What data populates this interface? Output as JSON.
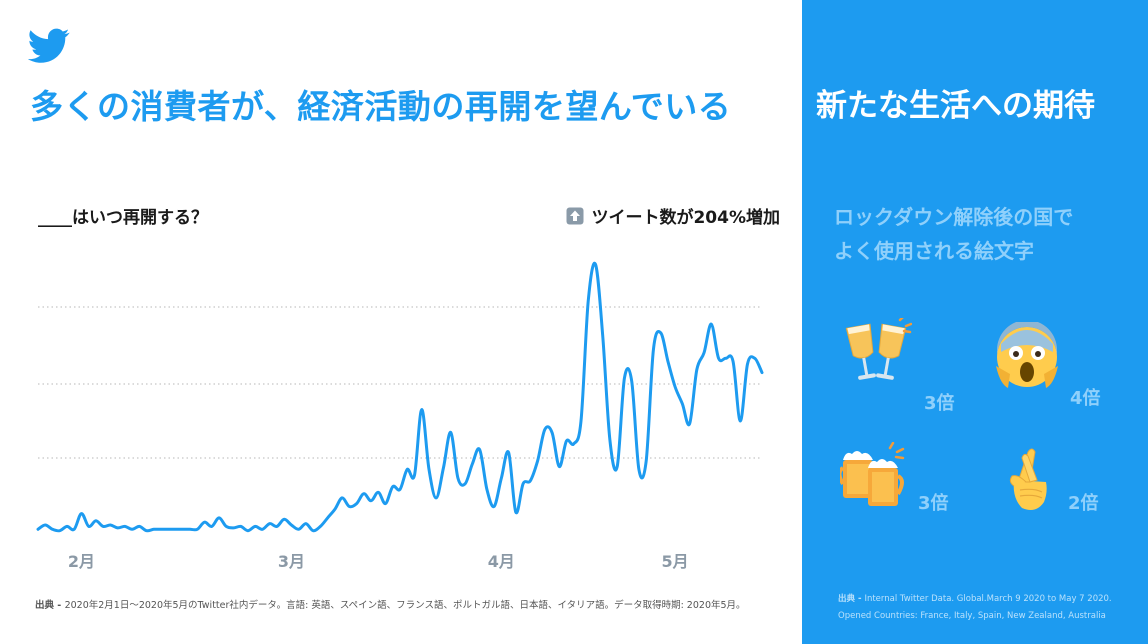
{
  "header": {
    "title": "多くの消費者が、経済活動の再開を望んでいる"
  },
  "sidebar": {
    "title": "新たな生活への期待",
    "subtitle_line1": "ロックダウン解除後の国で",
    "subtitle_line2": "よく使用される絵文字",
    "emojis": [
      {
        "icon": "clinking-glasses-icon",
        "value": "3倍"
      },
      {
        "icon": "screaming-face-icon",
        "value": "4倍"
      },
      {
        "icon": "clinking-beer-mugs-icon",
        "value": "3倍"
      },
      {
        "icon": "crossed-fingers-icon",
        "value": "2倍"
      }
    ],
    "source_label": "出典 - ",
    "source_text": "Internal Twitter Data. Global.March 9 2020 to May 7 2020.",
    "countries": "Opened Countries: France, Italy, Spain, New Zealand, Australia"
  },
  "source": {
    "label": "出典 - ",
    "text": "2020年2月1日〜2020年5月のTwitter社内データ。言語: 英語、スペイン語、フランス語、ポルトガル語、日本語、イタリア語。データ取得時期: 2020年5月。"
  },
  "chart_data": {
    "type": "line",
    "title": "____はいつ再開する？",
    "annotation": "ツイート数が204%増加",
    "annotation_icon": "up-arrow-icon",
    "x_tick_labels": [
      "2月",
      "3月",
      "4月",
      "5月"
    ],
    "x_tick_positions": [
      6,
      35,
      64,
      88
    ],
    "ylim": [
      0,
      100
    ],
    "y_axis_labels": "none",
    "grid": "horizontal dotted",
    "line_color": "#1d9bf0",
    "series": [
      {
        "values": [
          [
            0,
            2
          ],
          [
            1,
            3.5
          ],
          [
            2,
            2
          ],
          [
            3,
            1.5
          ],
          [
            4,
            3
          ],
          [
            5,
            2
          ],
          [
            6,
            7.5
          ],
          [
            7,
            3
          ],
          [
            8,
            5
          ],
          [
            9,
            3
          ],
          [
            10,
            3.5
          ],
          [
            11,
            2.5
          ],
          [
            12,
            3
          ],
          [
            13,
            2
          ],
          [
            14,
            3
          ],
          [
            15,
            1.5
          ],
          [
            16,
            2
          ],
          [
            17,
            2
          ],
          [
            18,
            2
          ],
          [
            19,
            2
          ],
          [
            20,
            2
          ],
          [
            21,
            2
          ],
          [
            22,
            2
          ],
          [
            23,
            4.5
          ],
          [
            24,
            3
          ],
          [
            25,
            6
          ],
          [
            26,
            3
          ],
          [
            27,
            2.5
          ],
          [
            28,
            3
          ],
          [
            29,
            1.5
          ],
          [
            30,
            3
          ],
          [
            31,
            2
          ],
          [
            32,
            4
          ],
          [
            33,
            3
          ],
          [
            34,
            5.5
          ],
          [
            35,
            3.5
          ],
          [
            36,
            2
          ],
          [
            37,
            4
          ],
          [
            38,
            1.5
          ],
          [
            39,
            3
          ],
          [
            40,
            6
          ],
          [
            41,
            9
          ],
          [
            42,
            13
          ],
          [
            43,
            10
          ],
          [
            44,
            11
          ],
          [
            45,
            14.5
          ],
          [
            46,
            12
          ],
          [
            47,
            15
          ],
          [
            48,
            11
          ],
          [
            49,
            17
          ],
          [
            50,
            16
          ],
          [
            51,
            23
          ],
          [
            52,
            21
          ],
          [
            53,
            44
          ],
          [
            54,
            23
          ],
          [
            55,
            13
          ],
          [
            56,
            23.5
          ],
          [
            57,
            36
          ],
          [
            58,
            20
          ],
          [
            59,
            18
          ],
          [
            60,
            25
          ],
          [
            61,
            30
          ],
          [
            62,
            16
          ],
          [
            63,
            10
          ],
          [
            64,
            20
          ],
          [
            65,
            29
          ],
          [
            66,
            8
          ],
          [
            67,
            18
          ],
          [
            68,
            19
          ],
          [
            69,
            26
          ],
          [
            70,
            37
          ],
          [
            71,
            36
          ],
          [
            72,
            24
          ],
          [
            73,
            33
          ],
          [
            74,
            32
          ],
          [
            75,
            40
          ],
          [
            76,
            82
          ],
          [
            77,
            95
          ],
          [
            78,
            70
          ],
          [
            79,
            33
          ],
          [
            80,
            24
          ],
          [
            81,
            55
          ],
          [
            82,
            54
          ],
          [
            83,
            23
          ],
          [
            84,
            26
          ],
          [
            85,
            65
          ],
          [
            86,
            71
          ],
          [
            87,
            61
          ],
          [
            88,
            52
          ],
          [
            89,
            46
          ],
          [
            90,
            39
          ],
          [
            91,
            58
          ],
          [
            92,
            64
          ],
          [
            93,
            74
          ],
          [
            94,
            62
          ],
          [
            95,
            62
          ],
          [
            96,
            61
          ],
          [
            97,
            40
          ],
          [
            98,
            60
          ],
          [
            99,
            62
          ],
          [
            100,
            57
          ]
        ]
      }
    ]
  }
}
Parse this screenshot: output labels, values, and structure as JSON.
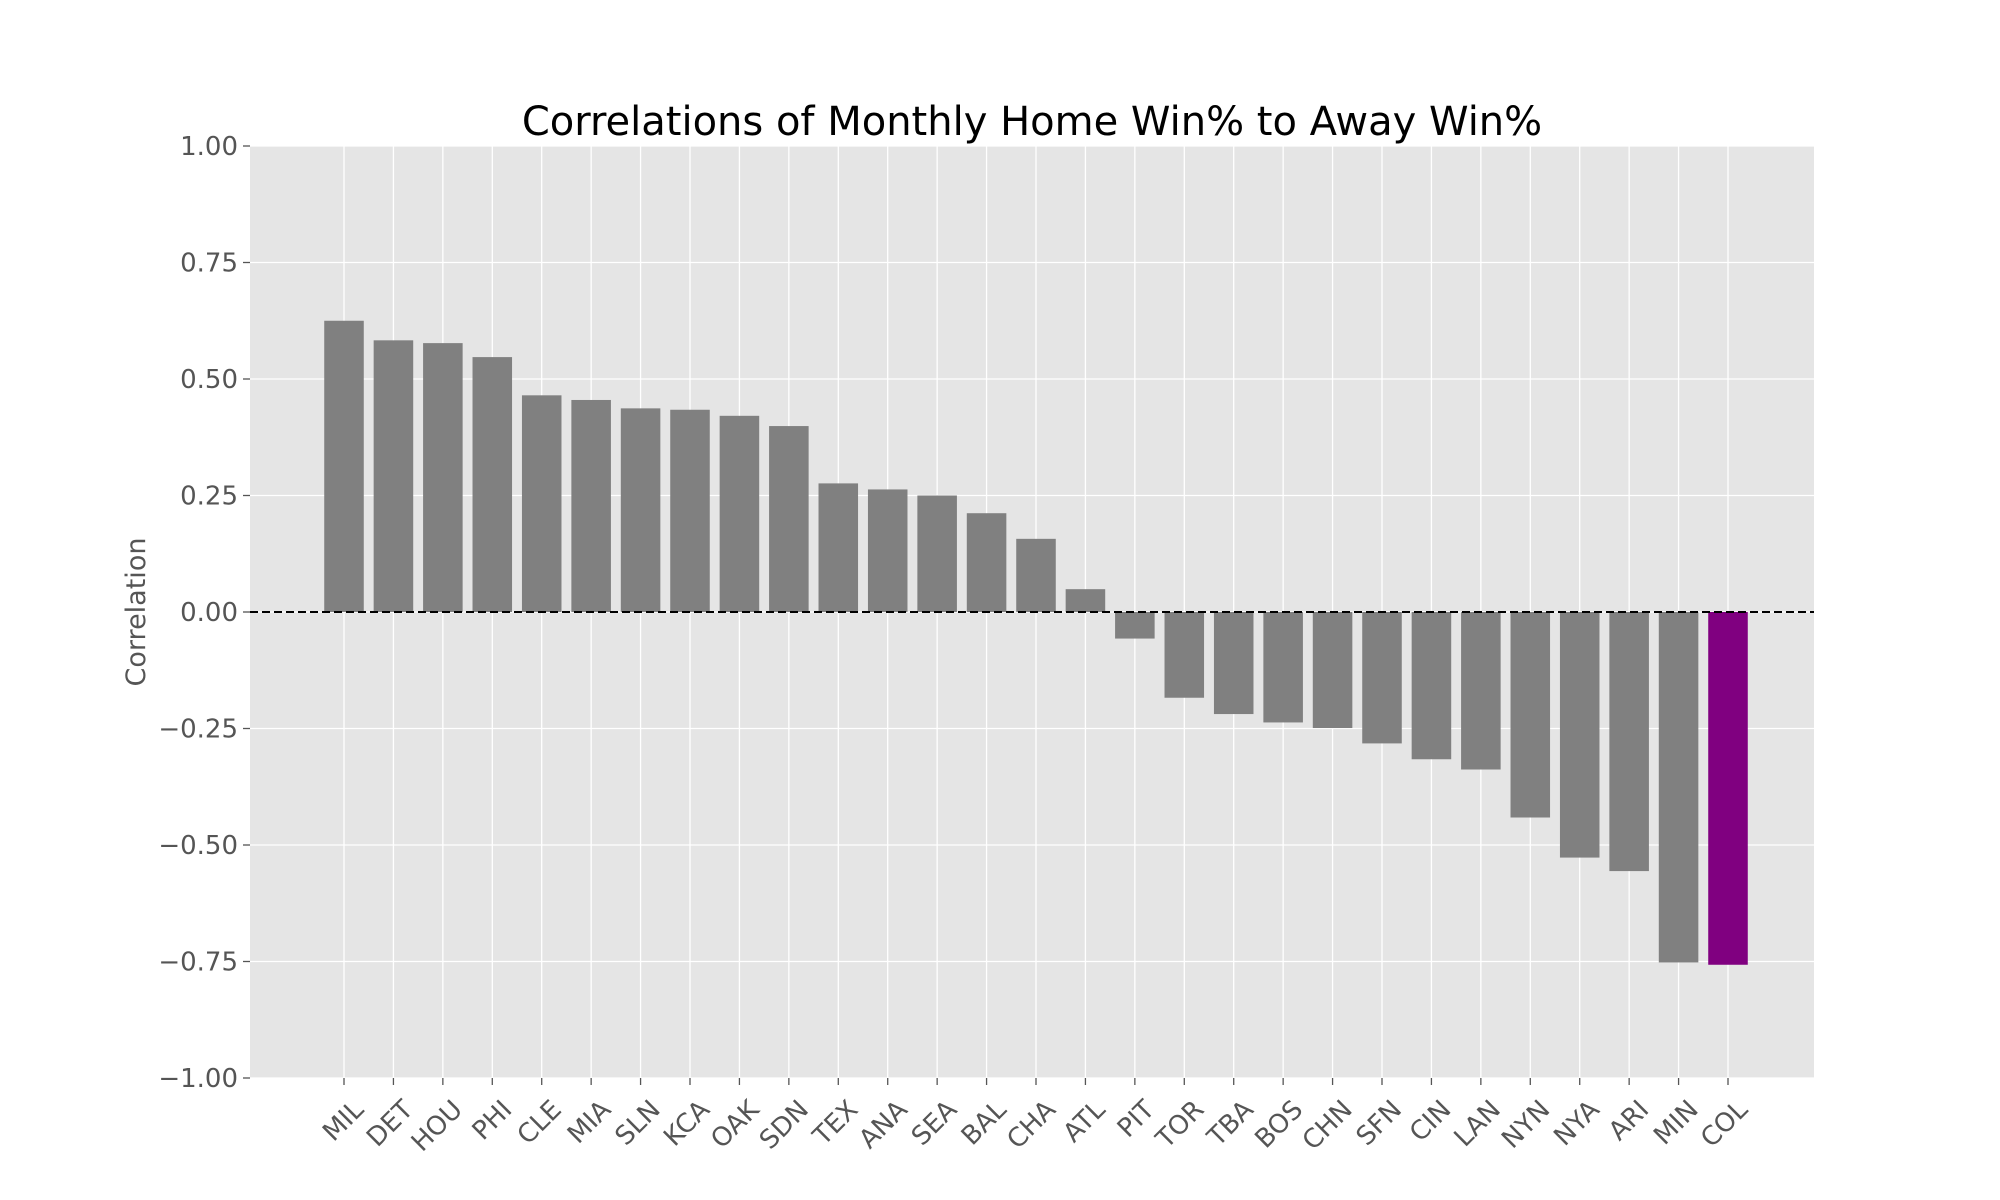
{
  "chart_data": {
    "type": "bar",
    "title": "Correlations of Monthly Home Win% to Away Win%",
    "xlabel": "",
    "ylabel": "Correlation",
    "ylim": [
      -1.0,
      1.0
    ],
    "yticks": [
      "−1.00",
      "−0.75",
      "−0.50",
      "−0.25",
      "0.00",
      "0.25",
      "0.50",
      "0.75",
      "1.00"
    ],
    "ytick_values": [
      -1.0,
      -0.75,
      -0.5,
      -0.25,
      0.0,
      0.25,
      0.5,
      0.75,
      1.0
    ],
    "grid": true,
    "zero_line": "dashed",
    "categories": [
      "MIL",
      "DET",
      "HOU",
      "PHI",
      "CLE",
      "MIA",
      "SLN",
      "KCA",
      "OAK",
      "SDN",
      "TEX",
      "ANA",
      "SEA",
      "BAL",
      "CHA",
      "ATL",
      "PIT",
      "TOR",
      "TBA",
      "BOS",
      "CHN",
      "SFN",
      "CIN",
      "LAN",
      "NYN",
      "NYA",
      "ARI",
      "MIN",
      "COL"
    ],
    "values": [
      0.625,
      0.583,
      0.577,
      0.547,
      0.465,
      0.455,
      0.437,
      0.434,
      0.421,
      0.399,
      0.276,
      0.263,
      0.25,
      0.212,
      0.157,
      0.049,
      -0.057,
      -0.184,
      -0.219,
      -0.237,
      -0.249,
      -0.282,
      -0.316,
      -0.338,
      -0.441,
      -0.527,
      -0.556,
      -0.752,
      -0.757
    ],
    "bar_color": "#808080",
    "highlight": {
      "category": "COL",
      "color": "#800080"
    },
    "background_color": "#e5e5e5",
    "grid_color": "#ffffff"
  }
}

**The problem:** Scan the entries above for the word "this" and collect each line holding it.

**Task answer:**
What data populates this interface? Output as JSON.
Parse this screenshot: output labels, values, and structure as JSON.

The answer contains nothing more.